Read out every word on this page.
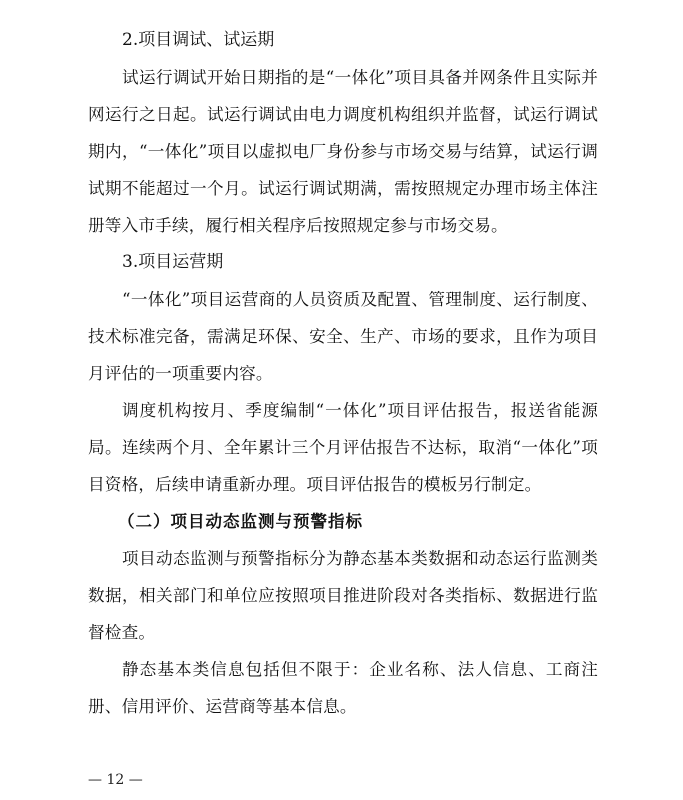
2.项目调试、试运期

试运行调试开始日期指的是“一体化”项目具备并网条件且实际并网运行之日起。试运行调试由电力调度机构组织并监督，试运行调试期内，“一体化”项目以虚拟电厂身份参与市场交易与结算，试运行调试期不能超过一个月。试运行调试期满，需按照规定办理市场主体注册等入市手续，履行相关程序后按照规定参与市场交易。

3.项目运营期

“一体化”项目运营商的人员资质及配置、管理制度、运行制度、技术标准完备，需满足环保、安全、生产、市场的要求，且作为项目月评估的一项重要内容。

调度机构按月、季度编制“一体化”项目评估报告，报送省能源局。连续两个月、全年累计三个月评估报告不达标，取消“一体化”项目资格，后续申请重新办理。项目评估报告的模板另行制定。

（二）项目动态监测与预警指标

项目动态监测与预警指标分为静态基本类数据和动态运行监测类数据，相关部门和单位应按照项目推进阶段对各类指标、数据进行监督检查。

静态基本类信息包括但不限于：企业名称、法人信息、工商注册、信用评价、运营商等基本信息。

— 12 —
##############################
**Your task:** Make an exact copy of the records shown above, without the pictures.

**Response below:**
Read out every word on this page.
2.项目调试、试运期

试运行调试开始日期指的是“一体化”项目具备并网条件且实际并网运行之日起。试运行调试由电力调度机构组织并监督，试运行调试期内，“一体化”项目以虚拟电厂身份参与市场交易与结算，试运行调试期不能超过一个月。试运行调试期满，需按照规定办理市场主体注册等入市手续，履行相关程序后按照规定参与市场交易。

3.项目运营期

“一体化”项目运营商的人员资质及配置、管理制度、运行制度、技术标准完备，需满足环保、安全、生产、市场的要求，且作为项目月评估的一项重要内容。

调度机构按月、季度编制“一体化”项目评估报告，报送省能源局。连续两个月、全年累计三个月评估报告不达标，取消“一体化”项目资格，后续申请重新办理。项目评估报告的模板另行制定。

（二）项目动态监测与预警指标

项目动态监测与预警指标分为静态基本类数据和动态运行监测类数据，相关部门和单位应按照项目推进阶段对各类指标、数据进行监督检查。

静态基本类信息包括但不限于：企业名称、法人信息、工商注册、信用评价、运营商等基本信息。

— 12 —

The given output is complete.